**ENTRIES PROVIDED:**
══════════════════════════════
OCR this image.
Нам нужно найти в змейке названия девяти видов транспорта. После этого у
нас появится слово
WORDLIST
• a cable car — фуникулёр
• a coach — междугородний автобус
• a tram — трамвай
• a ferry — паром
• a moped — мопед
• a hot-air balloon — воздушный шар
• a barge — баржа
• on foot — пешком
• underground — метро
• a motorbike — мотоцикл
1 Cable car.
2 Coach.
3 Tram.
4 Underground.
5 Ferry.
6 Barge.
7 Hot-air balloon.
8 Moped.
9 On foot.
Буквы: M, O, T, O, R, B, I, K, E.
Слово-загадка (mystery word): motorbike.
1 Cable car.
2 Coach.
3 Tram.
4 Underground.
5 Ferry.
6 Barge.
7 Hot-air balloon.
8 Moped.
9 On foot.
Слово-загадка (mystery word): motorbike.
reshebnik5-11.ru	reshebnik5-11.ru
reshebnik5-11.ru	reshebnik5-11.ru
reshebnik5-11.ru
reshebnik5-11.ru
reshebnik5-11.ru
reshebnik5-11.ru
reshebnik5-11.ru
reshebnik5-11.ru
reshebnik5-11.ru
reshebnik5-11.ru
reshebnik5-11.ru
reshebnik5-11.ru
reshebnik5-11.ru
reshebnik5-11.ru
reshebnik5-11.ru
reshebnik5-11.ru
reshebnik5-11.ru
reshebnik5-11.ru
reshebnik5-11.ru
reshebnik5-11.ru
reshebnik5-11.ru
══════════════════════════════
**EXERCISE TASK:** Give every line of the material again, exactly as it reads.

**SOLUTION:**
OCR this image.
Нам нужно найти в змейке названия девяти видов транспорта. После этого у
нас появится слово
WORDLIST
• a cable car — фуникулёр
• a coach — междугородний автобус
• a tram — трамвай
• a ferry — паром
• a moped — мопед
• a hot-air balloon — воздушный шар
• a barge — баржа
• on foot — пешком
• underground — метро
• a motorbike — мотоцикл
1 Cable car.
2 Coach.
3 Tram.
4 Underground.
5 Ferry.
6 Barge.
7 Hot-air balloon.
8 Moped.
9 On foot.
Буквы: M, O, T, O, R, B, I, K, E.
Слово-загадка (mystery word): motorbike.
1 Cable car.
2 Coach.
3 Tram.
4 Underground.
5 Ferry.
6 Barge.
7 Hot-air balloon.
8 Moped.
9 On foot.
Слово-загадка (mystery word): motorbike.
reshebnik5-11.ru	reshebnik5-11.ru
reshebnik5-11.ru	reshebnik5-11.ru
reshebnik5-11.ru
reshebnik5-11.ru
reshebnik5-11.ru
reshebnik5-11.ru
reshebnik5-11.ru
reshebnik5-11.ru
reshebnik5-11.ru
reshebnik5-11.ru
reshebnik5-11.ru
reshebnik5-11.ru
reshebnik5-11.ru
reshebnik5-11.ru
reshebnik5-11.ru
reshebnik5-11.ru
reshebnik5-11.ru
reshebnik5-11.ru
reshebnik5-11.ru
reshebnik5-11.ru
reshebnik5-11.ru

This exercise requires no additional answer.